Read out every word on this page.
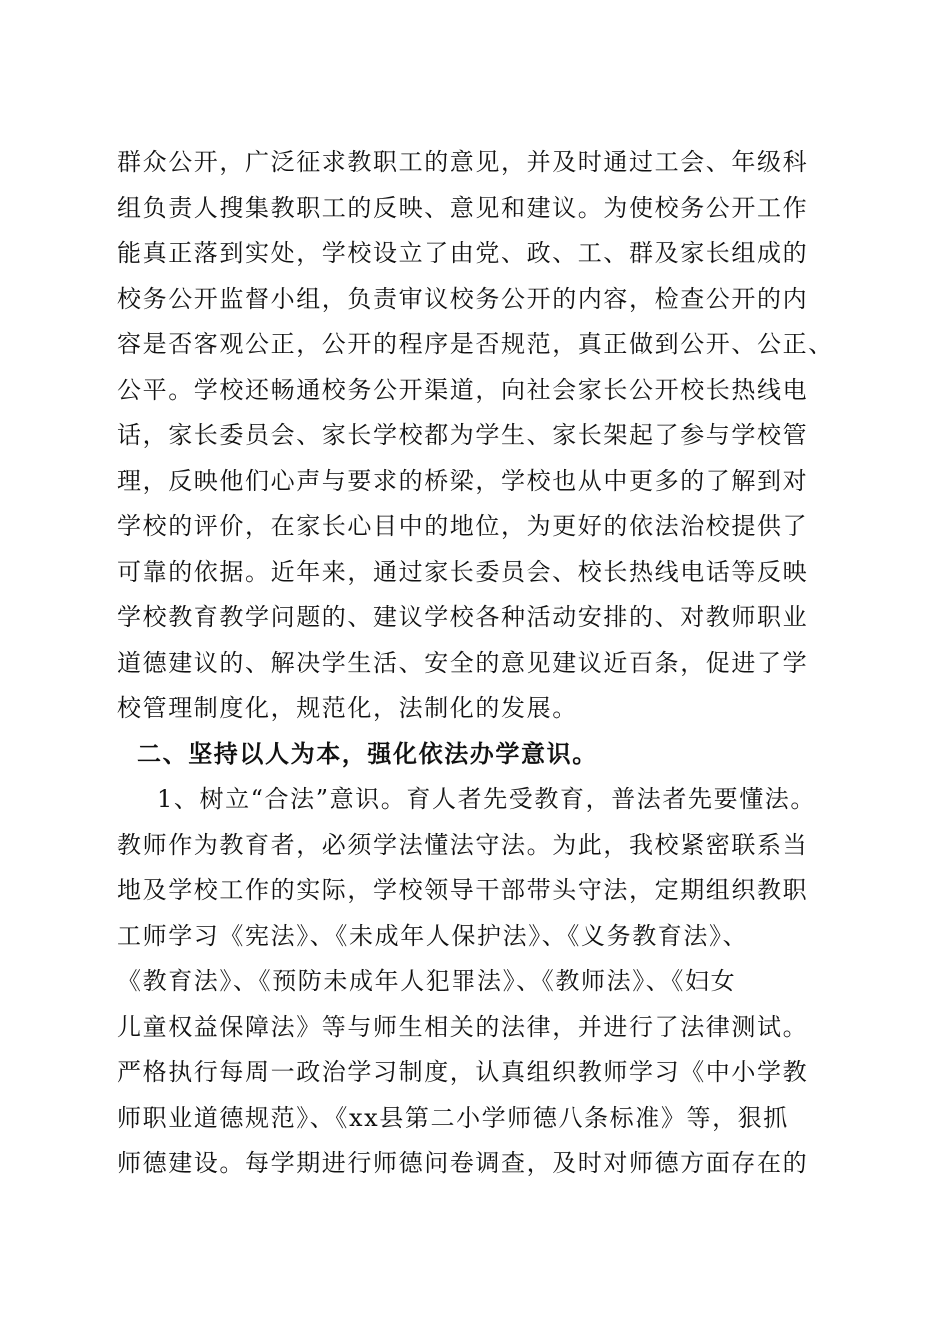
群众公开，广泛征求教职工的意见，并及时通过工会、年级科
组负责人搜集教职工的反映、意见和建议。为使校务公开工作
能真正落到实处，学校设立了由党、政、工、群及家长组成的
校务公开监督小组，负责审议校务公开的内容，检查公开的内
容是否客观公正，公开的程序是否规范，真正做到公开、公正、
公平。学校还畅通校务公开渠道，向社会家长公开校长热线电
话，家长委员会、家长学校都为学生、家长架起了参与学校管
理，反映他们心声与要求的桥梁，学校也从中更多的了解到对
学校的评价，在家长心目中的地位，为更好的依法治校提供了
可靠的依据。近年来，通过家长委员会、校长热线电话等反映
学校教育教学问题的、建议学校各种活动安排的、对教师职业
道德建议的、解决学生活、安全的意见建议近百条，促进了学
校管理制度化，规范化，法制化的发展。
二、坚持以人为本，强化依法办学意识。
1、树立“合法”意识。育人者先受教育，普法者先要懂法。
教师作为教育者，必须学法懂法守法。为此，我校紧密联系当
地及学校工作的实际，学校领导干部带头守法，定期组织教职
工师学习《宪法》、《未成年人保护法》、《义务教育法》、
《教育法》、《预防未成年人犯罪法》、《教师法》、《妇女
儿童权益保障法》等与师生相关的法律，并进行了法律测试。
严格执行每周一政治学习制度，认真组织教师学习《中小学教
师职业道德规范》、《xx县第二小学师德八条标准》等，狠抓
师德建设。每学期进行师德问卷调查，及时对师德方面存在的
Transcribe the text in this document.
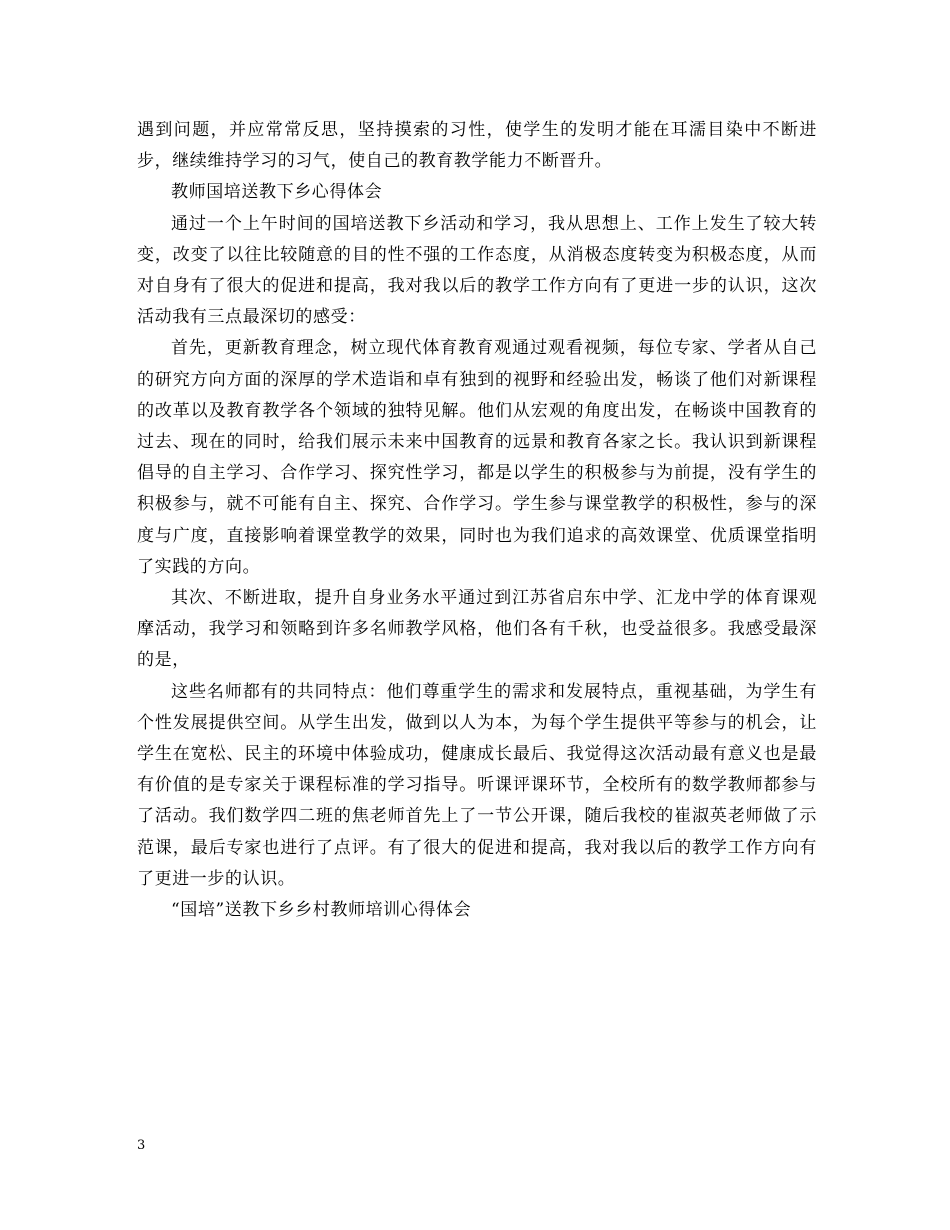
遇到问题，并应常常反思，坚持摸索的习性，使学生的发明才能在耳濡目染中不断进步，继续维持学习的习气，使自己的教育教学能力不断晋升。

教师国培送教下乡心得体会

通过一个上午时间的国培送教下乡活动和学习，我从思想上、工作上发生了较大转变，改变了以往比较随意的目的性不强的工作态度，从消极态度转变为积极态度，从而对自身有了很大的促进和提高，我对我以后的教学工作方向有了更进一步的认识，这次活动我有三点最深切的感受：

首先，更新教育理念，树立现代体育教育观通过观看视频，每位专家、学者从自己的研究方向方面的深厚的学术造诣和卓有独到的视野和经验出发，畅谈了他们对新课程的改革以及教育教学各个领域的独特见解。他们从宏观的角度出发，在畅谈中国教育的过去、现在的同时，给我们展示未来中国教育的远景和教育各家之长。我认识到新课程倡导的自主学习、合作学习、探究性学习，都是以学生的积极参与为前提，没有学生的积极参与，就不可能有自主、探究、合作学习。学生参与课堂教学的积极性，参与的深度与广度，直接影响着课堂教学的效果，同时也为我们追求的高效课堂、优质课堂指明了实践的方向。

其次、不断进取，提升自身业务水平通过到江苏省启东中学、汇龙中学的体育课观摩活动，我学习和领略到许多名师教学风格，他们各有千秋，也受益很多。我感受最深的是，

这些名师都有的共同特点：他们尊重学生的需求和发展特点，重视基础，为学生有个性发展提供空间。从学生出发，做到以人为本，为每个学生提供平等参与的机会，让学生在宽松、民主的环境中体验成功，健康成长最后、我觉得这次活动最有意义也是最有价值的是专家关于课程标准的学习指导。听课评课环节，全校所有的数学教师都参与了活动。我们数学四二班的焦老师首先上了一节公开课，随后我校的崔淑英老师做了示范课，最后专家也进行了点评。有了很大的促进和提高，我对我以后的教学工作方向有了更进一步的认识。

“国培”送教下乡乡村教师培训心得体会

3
==
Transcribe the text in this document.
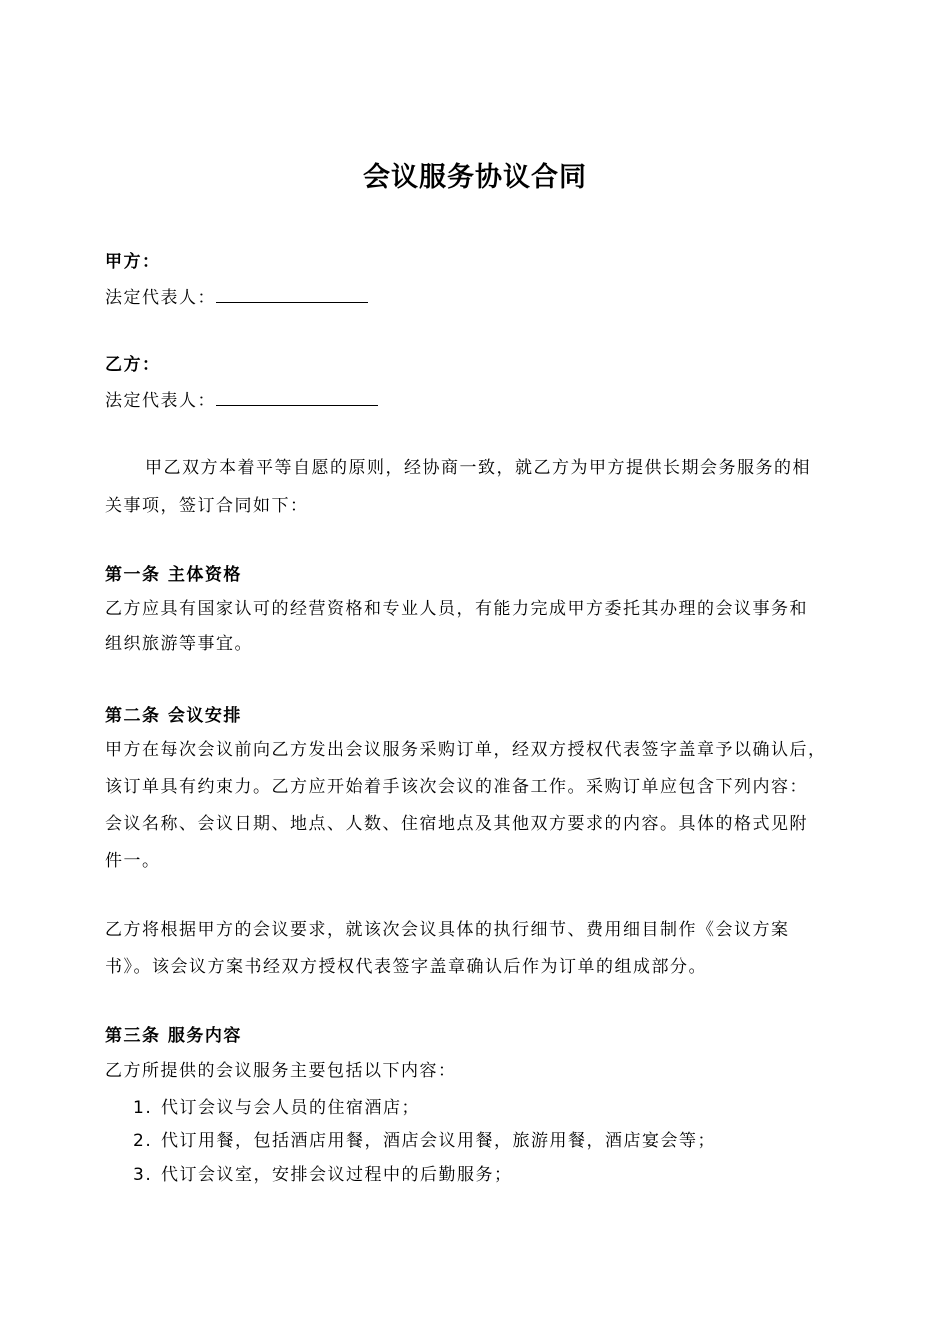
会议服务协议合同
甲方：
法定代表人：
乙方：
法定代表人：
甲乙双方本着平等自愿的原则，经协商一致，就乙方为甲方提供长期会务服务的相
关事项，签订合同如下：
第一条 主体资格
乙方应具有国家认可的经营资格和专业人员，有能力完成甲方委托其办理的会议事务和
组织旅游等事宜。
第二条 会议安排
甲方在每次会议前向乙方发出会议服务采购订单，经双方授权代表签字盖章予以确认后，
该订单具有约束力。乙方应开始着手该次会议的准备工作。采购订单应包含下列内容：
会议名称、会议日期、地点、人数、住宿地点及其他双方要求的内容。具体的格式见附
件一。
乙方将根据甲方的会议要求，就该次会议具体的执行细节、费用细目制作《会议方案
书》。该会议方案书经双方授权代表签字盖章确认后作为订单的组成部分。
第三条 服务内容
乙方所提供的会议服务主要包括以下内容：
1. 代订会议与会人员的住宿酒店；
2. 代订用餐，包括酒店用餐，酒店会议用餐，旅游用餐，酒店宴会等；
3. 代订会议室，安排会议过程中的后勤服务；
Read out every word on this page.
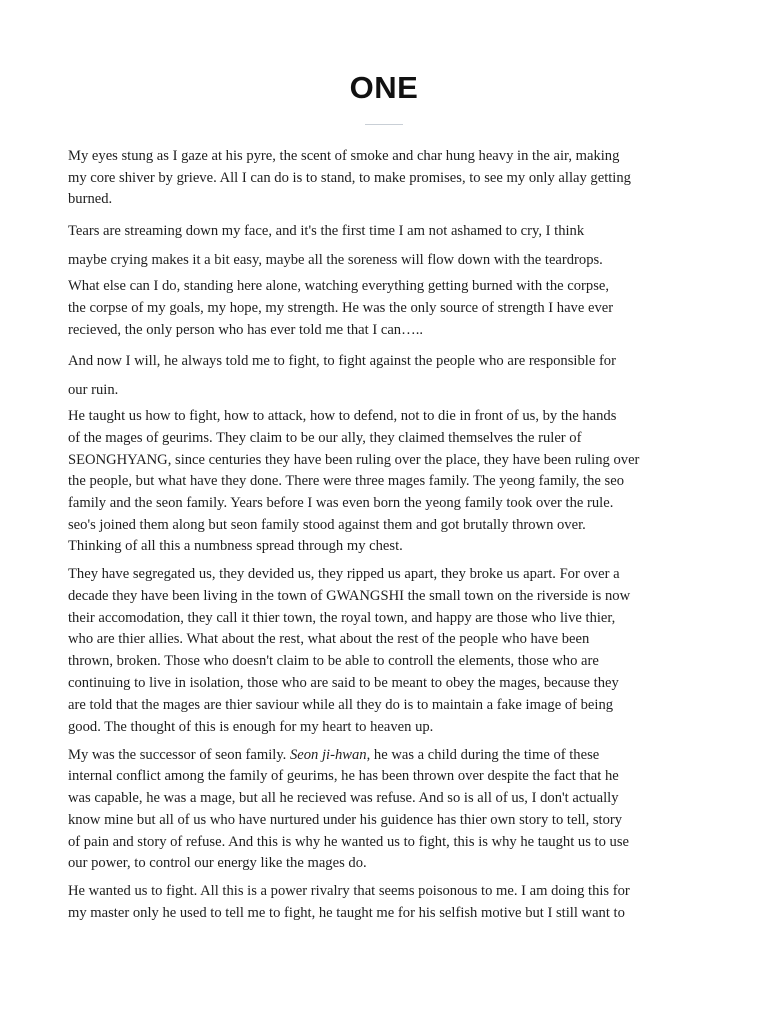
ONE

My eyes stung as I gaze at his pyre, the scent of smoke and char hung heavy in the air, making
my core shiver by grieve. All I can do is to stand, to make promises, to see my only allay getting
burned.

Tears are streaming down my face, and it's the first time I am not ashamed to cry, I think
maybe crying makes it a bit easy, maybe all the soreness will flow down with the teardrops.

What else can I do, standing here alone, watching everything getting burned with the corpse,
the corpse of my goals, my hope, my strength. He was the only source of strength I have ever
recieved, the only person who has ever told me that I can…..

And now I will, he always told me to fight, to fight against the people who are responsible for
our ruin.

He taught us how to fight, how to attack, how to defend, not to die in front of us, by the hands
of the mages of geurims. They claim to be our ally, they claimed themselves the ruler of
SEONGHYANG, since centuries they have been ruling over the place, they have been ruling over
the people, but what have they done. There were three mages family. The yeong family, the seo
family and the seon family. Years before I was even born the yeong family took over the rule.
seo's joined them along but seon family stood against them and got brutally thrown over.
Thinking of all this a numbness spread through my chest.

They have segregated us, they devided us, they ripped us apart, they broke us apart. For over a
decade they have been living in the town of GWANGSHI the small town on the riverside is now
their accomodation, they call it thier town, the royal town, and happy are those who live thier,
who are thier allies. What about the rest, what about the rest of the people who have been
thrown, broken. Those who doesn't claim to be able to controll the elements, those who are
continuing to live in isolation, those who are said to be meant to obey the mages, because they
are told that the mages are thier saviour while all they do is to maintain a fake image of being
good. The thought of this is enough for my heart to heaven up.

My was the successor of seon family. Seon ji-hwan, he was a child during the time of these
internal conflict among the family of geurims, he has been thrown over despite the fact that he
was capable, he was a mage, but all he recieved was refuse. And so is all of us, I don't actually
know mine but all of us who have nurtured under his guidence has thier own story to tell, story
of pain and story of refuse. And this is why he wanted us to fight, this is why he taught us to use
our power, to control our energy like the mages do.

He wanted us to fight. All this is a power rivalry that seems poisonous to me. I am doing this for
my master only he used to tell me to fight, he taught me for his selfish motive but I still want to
---
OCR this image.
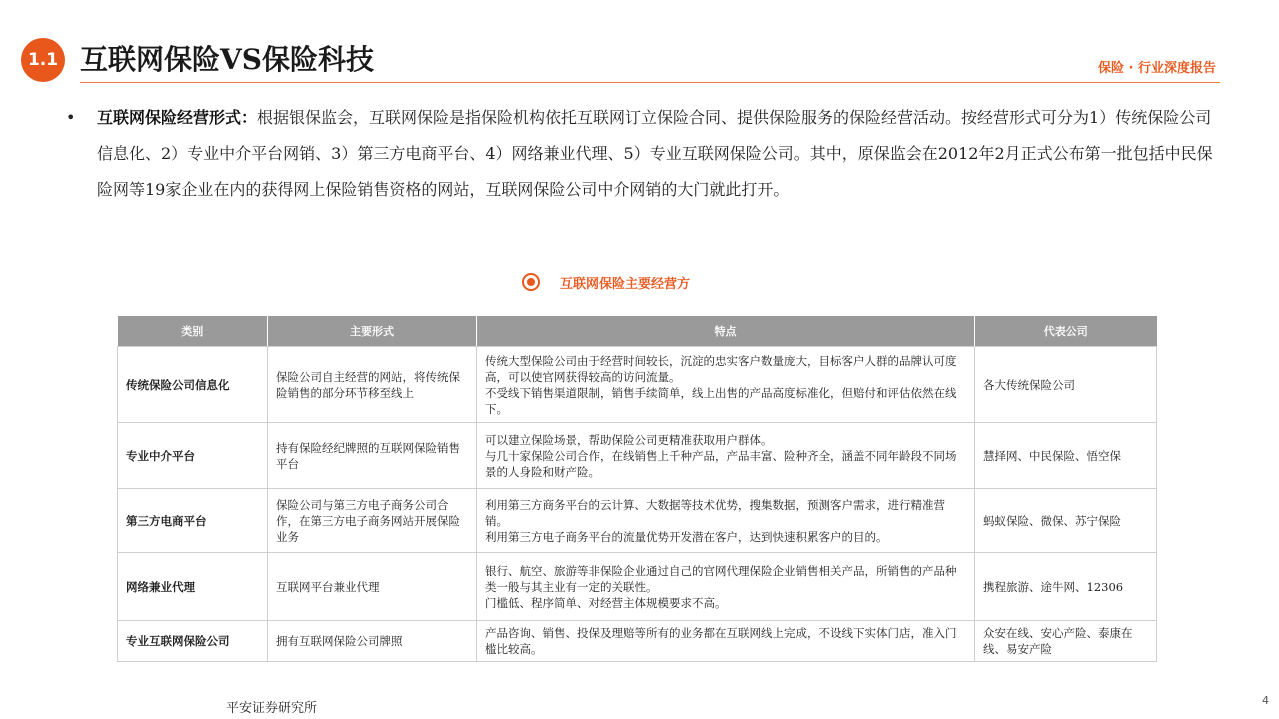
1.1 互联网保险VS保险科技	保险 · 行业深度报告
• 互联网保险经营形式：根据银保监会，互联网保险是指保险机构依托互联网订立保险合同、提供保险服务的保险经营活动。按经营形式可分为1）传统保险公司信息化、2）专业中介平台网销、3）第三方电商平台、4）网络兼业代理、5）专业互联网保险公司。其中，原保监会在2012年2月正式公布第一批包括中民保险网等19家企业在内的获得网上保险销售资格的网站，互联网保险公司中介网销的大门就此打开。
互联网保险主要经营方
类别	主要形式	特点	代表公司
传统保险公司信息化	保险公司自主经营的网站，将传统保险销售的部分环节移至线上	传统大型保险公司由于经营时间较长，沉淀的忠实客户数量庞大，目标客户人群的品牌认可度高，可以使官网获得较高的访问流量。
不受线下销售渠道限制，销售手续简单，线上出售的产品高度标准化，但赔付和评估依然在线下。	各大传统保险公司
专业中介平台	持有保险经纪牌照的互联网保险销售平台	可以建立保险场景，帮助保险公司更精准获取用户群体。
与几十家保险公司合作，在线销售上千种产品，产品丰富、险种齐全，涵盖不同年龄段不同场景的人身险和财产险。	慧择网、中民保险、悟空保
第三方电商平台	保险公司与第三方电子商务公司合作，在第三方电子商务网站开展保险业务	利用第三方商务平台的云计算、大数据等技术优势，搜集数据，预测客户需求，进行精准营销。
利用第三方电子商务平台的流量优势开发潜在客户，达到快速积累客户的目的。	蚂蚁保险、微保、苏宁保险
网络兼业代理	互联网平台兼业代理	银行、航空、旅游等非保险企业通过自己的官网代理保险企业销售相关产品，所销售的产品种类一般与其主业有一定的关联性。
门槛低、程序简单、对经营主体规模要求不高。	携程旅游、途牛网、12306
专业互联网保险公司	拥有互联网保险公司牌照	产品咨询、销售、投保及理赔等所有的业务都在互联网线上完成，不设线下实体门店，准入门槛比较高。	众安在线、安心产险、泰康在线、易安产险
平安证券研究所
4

*Prompt:*
List all lines where "story" occurs.

*Solution for this exercise:*
know mine but all of us who have nurtured under his guidence has thier own story to tell, story
of pain and story of refuse. And this is why he wanted us to fight, this is why he taught us to use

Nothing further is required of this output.